-- begin Raw records --
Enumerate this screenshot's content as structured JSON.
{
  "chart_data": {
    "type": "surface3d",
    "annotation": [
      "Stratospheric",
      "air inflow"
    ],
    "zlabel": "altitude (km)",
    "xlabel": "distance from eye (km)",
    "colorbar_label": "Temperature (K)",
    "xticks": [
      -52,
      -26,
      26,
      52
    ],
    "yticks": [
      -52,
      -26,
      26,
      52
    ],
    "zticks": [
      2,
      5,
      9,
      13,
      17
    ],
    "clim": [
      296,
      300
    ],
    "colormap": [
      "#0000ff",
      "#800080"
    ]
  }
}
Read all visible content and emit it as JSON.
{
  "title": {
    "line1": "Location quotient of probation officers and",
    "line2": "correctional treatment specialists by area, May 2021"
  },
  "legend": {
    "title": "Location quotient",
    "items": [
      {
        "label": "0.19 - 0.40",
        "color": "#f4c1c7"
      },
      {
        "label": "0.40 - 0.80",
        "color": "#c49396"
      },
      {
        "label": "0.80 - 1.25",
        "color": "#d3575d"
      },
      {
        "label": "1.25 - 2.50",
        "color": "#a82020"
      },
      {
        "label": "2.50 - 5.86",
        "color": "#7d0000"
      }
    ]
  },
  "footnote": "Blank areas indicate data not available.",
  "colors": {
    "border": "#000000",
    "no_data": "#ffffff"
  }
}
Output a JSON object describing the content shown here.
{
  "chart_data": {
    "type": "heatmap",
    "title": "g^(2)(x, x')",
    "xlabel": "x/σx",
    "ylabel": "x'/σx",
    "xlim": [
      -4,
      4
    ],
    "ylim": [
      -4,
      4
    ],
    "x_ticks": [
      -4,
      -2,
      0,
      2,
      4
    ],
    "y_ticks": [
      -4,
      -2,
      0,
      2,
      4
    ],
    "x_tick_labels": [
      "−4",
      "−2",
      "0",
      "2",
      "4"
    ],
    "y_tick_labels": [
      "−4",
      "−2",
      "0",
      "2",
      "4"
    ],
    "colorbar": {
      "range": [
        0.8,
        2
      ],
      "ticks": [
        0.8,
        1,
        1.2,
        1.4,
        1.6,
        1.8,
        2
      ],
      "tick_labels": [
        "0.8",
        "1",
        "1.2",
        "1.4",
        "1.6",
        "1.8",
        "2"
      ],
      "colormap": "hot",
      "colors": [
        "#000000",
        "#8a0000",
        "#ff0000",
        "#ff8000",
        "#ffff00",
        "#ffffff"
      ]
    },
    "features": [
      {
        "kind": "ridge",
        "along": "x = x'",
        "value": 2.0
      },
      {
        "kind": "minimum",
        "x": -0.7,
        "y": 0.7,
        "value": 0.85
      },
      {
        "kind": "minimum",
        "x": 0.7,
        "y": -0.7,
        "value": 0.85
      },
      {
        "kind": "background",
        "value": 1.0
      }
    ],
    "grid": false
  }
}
-- end Raw records --
(Exercise description):
Go through the entries above and pull out each line with "title" in it.

(Exercise result):
  "title": {
    "title": "Location quotient",
    "title": "g^(2)(x, x')",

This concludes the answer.